Goal
Pull out every line containing the string "Angular".

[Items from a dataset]
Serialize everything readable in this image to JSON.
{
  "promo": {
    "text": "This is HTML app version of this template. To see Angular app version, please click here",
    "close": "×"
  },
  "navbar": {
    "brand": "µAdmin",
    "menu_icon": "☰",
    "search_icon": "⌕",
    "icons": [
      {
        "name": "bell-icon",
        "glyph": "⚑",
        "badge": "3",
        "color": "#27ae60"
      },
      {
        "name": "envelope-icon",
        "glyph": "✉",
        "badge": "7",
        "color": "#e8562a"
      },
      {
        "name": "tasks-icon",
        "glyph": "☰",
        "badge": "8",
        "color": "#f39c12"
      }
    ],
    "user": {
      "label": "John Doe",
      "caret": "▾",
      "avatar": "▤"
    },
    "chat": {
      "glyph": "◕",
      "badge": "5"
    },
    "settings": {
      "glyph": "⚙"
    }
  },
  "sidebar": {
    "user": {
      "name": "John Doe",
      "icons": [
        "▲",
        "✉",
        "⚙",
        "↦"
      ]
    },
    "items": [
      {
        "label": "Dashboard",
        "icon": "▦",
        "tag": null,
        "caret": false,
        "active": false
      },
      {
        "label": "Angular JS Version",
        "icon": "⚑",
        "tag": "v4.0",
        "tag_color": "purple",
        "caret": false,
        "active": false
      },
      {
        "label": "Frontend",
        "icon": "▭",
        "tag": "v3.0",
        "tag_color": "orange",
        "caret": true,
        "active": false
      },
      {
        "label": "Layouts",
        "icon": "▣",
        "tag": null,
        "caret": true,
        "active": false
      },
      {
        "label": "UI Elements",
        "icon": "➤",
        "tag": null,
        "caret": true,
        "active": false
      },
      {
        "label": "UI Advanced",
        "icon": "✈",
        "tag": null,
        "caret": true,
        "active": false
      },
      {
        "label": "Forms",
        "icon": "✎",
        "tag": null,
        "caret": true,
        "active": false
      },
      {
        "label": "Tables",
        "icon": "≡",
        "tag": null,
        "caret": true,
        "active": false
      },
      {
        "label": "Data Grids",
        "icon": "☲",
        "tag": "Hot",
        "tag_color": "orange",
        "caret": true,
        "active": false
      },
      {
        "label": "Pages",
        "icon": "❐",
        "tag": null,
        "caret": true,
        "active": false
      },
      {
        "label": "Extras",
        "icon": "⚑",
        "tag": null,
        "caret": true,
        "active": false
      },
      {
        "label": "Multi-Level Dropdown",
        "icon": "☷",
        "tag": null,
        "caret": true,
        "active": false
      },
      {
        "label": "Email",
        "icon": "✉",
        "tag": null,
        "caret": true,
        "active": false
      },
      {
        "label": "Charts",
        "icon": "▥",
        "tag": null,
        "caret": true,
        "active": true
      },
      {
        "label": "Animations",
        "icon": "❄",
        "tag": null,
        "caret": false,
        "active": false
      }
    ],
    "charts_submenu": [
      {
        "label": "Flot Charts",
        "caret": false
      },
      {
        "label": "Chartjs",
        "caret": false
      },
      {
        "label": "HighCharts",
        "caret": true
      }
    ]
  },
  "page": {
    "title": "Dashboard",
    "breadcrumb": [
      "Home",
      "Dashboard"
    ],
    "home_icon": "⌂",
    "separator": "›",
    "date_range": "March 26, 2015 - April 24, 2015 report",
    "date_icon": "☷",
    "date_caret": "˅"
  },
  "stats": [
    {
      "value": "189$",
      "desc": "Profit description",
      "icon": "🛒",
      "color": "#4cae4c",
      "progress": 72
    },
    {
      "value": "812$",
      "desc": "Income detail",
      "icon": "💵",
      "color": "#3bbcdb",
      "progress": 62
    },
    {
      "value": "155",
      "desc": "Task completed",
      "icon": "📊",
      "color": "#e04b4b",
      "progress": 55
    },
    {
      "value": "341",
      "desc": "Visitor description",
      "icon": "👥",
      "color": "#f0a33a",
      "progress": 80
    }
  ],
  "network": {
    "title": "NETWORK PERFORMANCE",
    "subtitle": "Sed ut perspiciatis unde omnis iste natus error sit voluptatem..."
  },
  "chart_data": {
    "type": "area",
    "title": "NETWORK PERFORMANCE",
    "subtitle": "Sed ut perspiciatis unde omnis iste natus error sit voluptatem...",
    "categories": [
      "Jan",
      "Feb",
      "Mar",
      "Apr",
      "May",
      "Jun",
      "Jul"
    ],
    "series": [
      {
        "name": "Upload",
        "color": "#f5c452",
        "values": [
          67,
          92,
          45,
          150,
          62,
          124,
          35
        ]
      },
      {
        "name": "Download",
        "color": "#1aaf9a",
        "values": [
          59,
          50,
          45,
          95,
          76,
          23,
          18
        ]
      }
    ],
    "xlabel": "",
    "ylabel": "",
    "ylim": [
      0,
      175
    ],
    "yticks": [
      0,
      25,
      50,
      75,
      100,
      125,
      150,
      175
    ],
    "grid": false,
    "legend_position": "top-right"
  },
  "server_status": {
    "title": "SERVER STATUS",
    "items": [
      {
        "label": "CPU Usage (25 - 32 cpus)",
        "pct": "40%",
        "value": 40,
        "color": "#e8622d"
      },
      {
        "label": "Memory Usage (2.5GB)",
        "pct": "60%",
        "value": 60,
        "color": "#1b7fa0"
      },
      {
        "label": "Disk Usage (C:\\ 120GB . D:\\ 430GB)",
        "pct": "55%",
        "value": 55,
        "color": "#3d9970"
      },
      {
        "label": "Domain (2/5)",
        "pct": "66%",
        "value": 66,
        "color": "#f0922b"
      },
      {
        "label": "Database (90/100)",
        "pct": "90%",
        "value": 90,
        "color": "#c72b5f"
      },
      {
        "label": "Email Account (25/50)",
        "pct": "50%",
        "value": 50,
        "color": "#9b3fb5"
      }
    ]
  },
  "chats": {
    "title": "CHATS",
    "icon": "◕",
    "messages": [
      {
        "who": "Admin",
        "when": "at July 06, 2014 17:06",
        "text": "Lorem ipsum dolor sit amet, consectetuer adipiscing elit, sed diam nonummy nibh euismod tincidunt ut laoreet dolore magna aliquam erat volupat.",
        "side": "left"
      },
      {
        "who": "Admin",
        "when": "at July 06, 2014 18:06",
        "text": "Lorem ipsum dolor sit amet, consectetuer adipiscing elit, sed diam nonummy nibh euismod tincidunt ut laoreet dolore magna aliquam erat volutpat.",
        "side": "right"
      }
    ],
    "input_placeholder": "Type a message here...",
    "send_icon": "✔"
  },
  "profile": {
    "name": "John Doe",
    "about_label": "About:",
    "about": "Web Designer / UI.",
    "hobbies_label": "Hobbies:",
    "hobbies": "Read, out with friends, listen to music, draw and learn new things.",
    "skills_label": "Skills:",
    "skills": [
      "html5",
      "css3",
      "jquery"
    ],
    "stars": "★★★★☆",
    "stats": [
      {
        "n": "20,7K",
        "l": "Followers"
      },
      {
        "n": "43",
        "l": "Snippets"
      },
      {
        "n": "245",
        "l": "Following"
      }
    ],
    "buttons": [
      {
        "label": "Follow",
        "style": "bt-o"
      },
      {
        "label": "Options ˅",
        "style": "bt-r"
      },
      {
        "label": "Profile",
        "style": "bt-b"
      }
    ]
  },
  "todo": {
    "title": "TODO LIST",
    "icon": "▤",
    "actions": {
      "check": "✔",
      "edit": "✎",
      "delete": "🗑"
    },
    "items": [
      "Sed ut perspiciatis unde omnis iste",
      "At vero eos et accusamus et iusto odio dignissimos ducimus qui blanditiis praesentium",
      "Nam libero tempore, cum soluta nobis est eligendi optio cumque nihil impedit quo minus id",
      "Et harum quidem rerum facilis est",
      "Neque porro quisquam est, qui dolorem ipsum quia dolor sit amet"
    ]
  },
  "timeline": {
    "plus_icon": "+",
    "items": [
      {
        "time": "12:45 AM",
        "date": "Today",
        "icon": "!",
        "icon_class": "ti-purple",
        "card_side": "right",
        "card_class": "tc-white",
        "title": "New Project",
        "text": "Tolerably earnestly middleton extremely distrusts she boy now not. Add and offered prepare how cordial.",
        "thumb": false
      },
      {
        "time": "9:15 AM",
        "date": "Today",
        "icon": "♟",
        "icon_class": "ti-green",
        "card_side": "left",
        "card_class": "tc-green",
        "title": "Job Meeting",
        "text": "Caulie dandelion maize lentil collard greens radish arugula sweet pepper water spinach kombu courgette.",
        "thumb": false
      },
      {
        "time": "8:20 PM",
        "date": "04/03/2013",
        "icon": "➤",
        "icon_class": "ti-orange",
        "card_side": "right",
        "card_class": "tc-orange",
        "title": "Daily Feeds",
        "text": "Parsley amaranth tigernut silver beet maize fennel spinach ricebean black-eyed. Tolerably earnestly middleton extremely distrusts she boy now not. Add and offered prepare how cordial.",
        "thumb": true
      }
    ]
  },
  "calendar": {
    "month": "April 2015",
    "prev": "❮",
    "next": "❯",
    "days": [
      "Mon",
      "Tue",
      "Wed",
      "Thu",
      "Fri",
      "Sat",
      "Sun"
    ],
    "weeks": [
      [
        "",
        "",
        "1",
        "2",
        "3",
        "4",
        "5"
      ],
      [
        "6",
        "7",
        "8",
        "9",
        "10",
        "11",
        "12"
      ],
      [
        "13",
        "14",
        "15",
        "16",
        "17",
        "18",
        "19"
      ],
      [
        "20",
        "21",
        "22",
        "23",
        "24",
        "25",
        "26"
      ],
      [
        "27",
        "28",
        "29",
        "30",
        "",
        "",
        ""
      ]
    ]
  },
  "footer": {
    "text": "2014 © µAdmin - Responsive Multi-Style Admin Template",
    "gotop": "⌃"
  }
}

Response to the exercise
    "text": "This is HTML app version of this template. To see Angular app version, please click here",
        "label": "Angular JS Version",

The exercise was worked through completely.